Rows from a dataset
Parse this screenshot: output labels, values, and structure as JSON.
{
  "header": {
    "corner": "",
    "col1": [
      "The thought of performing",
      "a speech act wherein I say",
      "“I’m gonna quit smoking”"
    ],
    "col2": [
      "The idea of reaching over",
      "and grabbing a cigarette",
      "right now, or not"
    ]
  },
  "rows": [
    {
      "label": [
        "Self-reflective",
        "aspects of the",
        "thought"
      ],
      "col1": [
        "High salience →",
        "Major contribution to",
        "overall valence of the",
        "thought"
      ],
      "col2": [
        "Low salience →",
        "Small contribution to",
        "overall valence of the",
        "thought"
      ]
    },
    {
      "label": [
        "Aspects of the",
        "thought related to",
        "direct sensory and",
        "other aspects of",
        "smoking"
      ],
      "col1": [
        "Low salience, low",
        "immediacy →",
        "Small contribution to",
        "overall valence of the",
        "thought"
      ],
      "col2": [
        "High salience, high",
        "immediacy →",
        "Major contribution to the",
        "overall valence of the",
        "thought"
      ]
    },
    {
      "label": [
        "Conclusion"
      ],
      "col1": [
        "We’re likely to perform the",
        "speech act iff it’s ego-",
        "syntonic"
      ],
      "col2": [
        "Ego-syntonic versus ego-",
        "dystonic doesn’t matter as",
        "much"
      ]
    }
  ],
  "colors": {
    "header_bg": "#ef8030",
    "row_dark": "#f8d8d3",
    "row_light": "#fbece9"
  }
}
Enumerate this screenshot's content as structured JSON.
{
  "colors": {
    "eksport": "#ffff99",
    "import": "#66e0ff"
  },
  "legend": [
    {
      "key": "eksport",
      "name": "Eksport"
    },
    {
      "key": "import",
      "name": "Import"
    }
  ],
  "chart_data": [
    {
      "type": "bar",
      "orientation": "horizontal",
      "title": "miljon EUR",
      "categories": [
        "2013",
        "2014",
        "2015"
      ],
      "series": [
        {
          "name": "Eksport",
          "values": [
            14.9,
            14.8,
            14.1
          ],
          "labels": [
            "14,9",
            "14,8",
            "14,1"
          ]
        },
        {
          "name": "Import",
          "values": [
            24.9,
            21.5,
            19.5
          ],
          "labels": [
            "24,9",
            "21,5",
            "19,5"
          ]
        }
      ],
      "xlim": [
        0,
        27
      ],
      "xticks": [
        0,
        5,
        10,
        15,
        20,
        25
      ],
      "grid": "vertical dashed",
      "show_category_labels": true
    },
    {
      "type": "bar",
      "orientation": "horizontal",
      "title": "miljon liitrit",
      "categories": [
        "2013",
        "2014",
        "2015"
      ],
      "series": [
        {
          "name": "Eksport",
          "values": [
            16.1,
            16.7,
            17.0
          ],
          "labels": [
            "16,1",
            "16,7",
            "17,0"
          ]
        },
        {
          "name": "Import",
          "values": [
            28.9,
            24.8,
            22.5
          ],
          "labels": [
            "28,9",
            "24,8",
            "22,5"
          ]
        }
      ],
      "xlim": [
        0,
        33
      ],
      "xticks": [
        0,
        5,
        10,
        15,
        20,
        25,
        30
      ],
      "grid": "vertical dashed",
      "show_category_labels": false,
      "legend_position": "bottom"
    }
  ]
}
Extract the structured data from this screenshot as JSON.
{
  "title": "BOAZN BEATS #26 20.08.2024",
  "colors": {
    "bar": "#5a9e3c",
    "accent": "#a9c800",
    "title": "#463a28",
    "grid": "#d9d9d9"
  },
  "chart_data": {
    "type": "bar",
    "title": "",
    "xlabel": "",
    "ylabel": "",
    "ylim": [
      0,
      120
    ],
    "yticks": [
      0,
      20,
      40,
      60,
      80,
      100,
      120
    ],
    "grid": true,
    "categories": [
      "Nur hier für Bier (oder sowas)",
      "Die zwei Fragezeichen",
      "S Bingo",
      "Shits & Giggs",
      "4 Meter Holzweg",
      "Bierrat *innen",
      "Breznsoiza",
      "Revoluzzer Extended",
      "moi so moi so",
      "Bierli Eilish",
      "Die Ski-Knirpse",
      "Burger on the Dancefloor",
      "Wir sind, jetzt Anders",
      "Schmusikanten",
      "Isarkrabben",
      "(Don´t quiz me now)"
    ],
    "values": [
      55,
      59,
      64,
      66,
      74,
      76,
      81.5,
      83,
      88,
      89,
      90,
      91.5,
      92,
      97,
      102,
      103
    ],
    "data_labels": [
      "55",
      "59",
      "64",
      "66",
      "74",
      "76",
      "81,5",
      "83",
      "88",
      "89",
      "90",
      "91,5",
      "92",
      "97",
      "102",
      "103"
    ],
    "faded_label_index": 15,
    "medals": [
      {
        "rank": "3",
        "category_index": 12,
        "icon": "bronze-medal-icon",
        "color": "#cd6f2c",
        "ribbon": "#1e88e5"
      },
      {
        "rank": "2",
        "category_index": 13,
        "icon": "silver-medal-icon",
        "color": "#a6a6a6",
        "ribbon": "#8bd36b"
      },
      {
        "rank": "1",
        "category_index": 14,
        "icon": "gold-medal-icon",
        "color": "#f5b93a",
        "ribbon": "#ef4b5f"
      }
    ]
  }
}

▸ **YOUR TASK**: Copy exactly the lines from the one containing "Extract the structured" through the last line of the records, both included, and nothing else.

▸ **WRITTEN RESPONSE**:
Extract the structured data from this screenshot as JSON.
{
  "title": "BOAZN BEATS #26 20.08.2024",
  "colors": {
    "bar": "#5a9e3c",
    "accent": "#a9c800",
    "title": "#463a28",
    "grid": "#d9d9d9"
  },
  "chart_data": {
    "type": "bar",
    "title": "",
    "xlabel": "",
    "ylabel": "",
    "ylim": [
      0,
      120
    ],
    "yticks": [
      0,
      20,
      40,
      60,
      80,
      100,
      120
    ],
    "grid": true,
    "categories": [
      "Nur hier für Bier (oder sowas)",
      "Die zwei Fragezeichen",
      "S Bingo",
      "Shits & Giggs",
      "4 Meter Holzweg",
      "Bierrat *innen",
      "Breznsoiza",
      "Revoluzzer Extended",
      "moi so moi so",
      "Bierli Eilish",
      "Die Ski-Knirpse",
      "Burger on the Dancefloor",
      "Wir sind, jetzt Anders",
      "Schmusikanten",
      "Isarkrabben",
      "(Don´t quiz me now)"
    ],
    "values": [
      55,
      59,
      64,
      66,
      74,
      76,
      81.5,
      83,
      88,
      89,
      90,
      91.5,
      92,
      97,
      102,
      103
    ],
    "data_labels": [
      "55",
      "59",
      "64",
      "66",
      "74",
      "76",
      "81,5",
      "83",
      "88",
      "89",
      "90",
      "91,5",
      "92",
      "97",
      "102",
      "103"
    ],
    "faded_label_index": 15,
    "medals": [
      {
        "rank": "3",
        "category_index": 12,
        "icon": "bronze-medal-icon",
        "color": "#cd6f2c",
        "ribbon": "#1e88e5"
      },
      {
        "rank": "2",
        "category_index": 13,
        "icon": "silver-medal-icon",
        "color": "#a6a6a6",
        "ribbon": "#8bd36b"
      },
      {
        "rank": "1",
        "category_index": 14,
        "icon": "gold-medal-icon",
        "color": "#f5b93a",
        "ribbon": "#ef4b5f"
      }
    ]
  }
}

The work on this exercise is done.